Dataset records
_ _ _ _

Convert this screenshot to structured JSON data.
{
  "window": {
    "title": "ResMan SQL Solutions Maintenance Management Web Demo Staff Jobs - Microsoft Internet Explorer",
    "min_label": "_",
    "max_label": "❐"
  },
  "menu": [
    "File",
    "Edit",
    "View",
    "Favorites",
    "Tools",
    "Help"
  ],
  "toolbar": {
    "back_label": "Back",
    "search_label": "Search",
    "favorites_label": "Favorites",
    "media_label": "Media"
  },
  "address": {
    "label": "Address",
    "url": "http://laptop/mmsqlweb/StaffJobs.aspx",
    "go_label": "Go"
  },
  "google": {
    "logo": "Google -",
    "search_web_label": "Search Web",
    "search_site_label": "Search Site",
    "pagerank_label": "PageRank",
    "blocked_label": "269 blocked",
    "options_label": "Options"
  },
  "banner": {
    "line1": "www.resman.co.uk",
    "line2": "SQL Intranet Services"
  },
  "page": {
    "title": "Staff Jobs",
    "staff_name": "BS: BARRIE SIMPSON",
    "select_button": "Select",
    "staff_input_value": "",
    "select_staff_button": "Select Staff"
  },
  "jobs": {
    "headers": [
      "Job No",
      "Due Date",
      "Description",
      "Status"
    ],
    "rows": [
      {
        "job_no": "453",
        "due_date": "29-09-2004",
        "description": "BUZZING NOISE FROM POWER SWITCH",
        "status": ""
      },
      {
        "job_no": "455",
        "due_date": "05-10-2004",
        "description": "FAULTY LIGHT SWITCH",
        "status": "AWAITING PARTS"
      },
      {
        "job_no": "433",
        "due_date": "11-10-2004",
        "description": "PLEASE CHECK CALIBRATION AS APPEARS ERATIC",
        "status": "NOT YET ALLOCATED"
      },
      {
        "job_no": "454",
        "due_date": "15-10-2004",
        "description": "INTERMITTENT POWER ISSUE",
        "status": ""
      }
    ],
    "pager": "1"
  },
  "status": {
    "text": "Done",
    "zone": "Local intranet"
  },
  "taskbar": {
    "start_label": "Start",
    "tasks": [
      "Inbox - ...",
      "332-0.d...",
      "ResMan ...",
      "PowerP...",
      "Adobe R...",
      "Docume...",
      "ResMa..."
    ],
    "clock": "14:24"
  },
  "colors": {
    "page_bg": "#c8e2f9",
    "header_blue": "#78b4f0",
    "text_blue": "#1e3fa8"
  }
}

_ _ _ _

# TASK OBJECTIVE:
Report every line in the data above in which the word "title" appears.

# THE RESPONSE:
    "title": "ResMan SQL Solutions Maintenance Management Web Demo Staff Jobs - Microsoft Internet Explorer",
    "title": "Staff Jobs",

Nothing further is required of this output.